» DIRECTIONS:
Scan the records for the string "this"; copy each line where it occurs.

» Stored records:
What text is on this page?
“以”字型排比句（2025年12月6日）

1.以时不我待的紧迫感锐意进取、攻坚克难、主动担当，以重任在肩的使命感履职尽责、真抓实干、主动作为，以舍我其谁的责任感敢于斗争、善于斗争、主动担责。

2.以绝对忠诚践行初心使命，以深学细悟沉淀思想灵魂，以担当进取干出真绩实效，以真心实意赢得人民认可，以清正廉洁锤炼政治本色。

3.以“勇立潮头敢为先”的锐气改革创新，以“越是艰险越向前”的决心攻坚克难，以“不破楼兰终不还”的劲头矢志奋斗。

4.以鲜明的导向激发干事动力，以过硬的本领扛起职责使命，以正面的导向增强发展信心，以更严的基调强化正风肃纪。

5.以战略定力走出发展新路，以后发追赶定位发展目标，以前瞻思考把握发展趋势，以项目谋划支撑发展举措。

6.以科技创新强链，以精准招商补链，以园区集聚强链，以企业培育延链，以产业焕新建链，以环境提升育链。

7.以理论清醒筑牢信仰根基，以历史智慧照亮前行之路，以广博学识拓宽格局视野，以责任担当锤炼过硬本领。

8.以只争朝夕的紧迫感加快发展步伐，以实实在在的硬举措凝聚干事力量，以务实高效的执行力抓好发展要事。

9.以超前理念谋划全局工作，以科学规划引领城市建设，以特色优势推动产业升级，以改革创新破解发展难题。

...

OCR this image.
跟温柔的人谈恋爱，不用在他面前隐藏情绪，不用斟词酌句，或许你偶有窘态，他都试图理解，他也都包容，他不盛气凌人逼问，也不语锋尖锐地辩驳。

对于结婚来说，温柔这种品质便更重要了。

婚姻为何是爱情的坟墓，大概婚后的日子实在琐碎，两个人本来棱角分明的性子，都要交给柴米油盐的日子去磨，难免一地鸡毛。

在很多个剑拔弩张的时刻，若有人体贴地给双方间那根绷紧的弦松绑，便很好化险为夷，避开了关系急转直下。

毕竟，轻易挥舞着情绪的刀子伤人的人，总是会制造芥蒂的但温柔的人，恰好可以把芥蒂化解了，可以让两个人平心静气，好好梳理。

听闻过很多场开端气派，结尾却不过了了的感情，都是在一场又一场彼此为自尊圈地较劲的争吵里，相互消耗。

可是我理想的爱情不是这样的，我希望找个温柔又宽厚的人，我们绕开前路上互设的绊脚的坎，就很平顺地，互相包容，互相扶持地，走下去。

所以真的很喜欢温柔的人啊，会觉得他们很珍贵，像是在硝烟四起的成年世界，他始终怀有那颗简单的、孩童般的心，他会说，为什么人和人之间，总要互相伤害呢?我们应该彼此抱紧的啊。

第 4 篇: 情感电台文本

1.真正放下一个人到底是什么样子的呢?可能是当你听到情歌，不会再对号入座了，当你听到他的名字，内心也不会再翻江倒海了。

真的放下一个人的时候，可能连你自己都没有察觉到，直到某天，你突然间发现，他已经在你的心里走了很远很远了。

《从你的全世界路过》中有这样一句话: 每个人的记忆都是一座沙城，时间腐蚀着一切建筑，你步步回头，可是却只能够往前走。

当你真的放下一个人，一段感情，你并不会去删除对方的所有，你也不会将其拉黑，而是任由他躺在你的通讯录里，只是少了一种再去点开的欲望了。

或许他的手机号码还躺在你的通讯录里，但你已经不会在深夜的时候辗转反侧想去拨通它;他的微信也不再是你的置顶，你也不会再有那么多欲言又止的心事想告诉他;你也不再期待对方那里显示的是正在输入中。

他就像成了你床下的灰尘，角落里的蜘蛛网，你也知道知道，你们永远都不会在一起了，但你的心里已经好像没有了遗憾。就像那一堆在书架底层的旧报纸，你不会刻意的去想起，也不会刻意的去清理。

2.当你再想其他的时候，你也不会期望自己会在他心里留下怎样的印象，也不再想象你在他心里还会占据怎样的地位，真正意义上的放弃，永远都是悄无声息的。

» FULL OUTPUT:
What text is on this page?
OCR this image.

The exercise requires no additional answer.